[Records contained in a dataset]

-- BEGIN --

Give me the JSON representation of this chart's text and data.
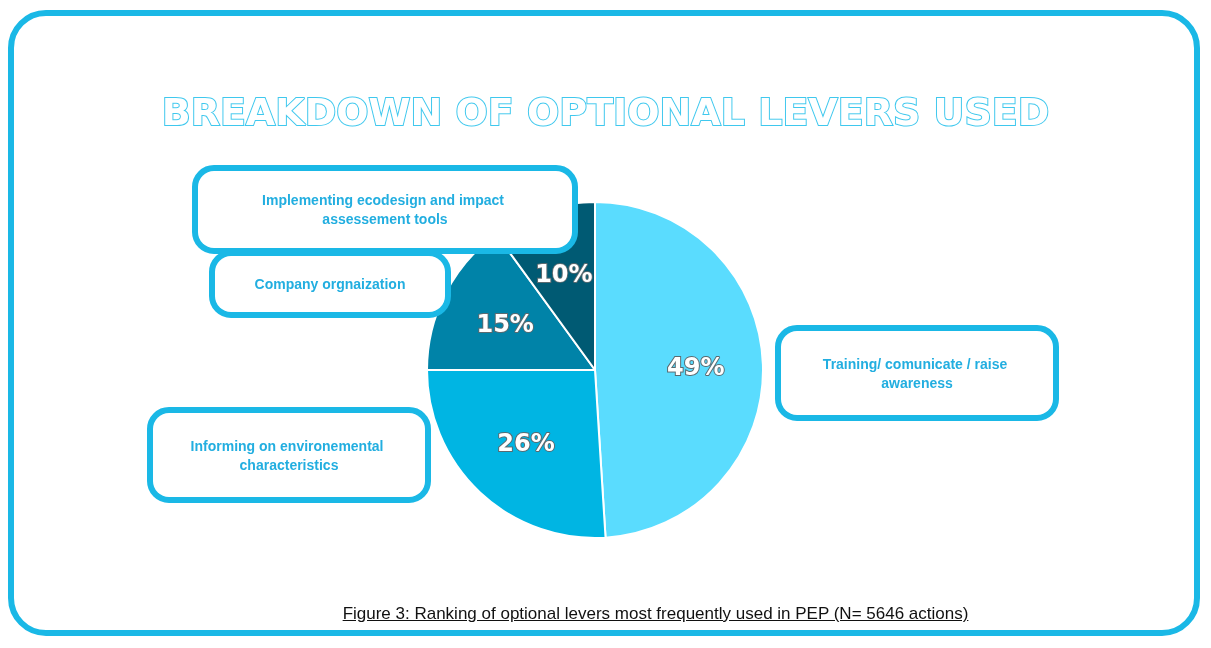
{
  "chart_data": {
    "type": "pie",
    "title": "BREAKDOWN OF OPTIONAL LEVERS USED",
    "categories": [
      "Training/ comunicate / raise awareness",
      "Informing on environemental characteristics",
      "Company orgnaization",
      "Implementing ecodesign and impact assessement tools"
    ],
    "values": [
      49,
      26,
      15,
      10
    ],
    "colors": [
      "#5adcfe",
      "#00b5e3",
      "#0083a8",
      "#005a73"
    ],
    "value_labels": [
      "49%",
      "26%",
      "15%",
      "10%"
    ],
    "annotations": [
      "Figure 3: Ranking of optional levers most frequently used in PEP (N= 5646 actions)"
    ]
  }
}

-- END --

> _WHAT IS NEEDED_:
Reproduce every record above exactly, but leave out the pictures.

> _WRITTEN ANSWER_:
Give me the JSON representation of this chart's text and data.
{
  "chart_data": {
    "type": "pie",
    "title": "BREAKDOWN OF OPTIONAL LEVERS USED",
    "categories": [
      "Training/ comunicate / raise awareness",
      "Informing on environemental characteristics",
      "Company orgnaization",
      "Implementing ecodesign and impact assessement tools"
    ],
    "values": [
      49,
      26,
      15,
      10
    ],
    "colors": [
      "#5adcfe",
      "#00b5e3",
      "#0083a8",
      "#005a73"
    ],
    "value_labels": [
      "49%",
      "26%",
      "15%",
      "10%"
    ],
    "annotations": [
      "Figure 3: Ranking of optional levers most frequently used in PEP (N= 5646 actions)"
    ]
  }
}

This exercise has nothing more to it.